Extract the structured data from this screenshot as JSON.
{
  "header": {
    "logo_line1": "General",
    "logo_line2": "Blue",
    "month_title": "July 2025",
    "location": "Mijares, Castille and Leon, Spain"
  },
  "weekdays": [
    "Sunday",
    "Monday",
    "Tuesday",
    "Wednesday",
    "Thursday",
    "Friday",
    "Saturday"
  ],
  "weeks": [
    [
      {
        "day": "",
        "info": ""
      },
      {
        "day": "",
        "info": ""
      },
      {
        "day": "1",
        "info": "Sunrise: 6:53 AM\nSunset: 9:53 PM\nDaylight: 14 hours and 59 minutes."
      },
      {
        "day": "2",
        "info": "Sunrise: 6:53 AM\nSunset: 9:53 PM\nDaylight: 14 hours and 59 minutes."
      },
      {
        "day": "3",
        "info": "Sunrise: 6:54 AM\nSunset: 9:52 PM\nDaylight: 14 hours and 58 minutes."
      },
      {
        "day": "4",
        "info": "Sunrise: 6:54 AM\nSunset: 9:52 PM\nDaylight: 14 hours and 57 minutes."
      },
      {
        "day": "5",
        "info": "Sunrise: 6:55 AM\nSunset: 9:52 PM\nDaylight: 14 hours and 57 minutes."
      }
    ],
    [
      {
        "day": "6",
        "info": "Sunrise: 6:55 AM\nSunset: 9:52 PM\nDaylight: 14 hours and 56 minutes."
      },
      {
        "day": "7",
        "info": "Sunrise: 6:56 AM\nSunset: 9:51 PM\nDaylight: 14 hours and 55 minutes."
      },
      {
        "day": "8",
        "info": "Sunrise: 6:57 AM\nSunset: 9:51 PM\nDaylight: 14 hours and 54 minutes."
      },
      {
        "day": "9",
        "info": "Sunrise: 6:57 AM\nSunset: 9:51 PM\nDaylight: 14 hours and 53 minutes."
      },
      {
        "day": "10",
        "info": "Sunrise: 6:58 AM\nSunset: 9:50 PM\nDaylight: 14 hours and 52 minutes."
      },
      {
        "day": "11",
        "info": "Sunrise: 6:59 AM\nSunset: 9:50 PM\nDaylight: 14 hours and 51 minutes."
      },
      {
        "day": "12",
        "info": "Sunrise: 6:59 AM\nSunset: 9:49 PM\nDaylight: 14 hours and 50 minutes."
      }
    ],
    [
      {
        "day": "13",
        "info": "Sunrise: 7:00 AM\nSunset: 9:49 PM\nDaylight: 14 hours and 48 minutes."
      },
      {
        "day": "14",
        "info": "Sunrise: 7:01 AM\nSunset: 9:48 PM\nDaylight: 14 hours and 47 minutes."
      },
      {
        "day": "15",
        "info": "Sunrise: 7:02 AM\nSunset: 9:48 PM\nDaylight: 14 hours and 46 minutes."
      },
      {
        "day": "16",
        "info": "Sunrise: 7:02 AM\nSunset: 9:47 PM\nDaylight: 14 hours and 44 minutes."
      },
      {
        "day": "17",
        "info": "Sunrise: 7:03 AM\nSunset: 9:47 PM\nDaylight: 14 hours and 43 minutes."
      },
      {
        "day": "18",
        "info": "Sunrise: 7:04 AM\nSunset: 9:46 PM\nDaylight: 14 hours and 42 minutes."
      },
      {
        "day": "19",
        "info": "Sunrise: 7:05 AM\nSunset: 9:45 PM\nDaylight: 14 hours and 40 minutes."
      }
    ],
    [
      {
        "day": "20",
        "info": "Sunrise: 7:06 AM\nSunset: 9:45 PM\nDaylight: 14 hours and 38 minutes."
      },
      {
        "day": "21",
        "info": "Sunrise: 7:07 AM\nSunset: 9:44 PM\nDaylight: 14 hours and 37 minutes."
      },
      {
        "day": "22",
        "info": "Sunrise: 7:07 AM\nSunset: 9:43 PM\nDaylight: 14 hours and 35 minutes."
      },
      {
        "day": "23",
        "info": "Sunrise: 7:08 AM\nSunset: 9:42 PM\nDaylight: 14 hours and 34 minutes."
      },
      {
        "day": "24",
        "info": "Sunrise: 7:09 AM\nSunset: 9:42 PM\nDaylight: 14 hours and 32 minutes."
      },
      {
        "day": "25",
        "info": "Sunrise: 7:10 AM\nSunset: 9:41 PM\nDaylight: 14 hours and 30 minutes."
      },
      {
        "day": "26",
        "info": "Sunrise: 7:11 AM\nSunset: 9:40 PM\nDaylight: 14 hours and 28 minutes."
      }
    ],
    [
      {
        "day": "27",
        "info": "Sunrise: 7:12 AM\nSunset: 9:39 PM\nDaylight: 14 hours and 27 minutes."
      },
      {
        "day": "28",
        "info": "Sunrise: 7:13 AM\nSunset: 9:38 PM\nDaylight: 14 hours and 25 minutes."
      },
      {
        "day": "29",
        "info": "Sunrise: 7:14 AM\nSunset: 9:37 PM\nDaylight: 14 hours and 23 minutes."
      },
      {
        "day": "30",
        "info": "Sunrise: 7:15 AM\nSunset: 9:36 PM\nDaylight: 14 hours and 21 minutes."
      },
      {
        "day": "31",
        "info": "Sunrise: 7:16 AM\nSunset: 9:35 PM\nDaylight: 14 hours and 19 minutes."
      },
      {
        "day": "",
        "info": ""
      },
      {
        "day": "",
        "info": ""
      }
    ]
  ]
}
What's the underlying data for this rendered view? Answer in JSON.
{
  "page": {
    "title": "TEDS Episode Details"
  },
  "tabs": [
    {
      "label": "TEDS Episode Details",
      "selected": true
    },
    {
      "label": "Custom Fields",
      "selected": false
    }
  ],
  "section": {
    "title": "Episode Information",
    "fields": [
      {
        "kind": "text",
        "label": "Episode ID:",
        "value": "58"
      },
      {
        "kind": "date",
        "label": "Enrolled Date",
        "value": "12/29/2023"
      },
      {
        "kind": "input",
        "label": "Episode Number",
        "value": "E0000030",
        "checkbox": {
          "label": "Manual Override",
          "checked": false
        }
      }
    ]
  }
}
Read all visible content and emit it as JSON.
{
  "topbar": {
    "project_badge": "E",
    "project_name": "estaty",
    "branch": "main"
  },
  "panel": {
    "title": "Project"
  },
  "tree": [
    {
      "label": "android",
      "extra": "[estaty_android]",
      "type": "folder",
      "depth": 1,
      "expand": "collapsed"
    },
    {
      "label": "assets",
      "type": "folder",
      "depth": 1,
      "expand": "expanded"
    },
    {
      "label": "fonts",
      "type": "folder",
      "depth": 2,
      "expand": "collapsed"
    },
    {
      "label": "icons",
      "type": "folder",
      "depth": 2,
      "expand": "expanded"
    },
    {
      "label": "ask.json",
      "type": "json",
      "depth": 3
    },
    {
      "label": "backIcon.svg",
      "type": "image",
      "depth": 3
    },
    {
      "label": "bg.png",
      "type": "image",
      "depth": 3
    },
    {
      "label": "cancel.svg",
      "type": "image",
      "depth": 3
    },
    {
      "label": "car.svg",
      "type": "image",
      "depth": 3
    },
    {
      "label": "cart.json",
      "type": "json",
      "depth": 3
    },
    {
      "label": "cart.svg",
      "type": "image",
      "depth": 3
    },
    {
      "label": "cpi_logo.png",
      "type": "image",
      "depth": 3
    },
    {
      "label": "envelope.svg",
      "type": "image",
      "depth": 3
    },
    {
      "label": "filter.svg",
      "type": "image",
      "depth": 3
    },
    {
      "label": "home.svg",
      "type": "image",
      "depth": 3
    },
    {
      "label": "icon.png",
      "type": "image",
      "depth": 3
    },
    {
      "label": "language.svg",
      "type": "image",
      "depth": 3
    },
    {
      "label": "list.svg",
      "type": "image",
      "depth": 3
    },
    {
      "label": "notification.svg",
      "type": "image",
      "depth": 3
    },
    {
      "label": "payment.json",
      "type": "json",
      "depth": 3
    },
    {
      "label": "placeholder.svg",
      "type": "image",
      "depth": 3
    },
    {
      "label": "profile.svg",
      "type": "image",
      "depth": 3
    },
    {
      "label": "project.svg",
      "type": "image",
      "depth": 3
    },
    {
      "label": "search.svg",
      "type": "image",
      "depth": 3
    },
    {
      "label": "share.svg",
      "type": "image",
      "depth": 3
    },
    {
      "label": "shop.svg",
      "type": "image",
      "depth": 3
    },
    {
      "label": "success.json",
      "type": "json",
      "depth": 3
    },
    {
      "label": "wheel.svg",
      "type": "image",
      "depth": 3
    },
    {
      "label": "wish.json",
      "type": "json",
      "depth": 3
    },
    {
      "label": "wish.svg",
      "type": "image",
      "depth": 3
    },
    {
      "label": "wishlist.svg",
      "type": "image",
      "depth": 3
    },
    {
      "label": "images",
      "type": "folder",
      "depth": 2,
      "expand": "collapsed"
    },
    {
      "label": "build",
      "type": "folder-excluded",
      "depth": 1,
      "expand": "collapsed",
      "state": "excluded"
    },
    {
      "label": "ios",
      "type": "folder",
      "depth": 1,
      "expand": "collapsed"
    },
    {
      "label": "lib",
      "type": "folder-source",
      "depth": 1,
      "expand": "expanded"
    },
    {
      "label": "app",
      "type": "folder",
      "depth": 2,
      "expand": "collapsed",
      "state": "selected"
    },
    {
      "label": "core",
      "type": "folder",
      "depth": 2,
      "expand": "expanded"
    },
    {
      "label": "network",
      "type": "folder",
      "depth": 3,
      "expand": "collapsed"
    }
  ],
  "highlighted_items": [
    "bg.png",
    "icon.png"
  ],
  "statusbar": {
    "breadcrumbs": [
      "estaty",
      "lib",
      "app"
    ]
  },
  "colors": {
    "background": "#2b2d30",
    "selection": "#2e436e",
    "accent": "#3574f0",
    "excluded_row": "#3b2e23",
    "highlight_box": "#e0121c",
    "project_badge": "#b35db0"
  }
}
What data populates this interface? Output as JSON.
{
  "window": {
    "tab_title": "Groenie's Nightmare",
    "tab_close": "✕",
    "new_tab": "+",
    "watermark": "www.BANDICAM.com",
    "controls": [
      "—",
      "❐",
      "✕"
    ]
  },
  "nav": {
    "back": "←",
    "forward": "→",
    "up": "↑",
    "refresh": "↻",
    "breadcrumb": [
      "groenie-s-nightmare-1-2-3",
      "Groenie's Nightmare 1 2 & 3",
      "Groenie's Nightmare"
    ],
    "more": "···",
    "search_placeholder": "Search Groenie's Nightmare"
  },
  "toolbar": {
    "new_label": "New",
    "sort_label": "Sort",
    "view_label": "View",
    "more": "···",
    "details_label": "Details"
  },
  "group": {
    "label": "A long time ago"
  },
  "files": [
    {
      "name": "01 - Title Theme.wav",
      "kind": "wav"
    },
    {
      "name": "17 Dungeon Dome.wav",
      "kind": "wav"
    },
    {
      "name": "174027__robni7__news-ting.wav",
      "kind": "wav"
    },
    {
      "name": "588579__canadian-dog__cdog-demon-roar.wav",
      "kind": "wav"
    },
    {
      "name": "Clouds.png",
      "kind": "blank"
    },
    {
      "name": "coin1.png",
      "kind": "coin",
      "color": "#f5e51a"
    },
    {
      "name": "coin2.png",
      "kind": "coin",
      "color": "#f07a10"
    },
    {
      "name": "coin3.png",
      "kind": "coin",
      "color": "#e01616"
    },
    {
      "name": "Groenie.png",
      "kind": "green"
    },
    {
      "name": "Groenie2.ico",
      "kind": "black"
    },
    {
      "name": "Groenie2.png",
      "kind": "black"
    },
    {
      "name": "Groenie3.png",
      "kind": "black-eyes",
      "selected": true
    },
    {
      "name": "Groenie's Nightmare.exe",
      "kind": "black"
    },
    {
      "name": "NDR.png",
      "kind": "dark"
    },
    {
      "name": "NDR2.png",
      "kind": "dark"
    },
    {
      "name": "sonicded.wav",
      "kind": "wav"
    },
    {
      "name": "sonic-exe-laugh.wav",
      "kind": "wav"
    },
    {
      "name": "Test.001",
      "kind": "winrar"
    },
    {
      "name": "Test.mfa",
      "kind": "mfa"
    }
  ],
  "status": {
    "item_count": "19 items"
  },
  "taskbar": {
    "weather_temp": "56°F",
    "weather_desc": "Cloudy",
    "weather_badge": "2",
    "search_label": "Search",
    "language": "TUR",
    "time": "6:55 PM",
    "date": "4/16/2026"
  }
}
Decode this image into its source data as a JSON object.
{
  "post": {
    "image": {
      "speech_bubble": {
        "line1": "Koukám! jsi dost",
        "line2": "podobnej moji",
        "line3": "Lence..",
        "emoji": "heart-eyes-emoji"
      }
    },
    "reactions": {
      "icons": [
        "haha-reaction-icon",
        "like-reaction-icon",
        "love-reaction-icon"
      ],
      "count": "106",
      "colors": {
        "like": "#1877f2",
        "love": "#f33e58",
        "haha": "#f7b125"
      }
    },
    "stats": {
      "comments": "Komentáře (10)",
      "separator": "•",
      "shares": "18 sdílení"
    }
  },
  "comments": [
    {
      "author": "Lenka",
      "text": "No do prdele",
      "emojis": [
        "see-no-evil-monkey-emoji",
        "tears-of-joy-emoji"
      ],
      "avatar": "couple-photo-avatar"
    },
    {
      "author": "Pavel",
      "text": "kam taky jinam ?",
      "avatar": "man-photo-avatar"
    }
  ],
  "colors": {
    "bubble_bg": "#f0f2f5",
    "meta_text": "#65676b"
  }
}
☆ ☆ ☆ ☆ ☆ ☆ ☆
## WORK REQUIRED
Show the lines that mention the word "data".

## ANSWER IN FULL
Extract the structured data from this screenshot as JSON.
What's the underlying data for this rendered view? Answer in JSON.
What data populates this interface? Output as JSON.
Decode this image into its source data as a JSON object.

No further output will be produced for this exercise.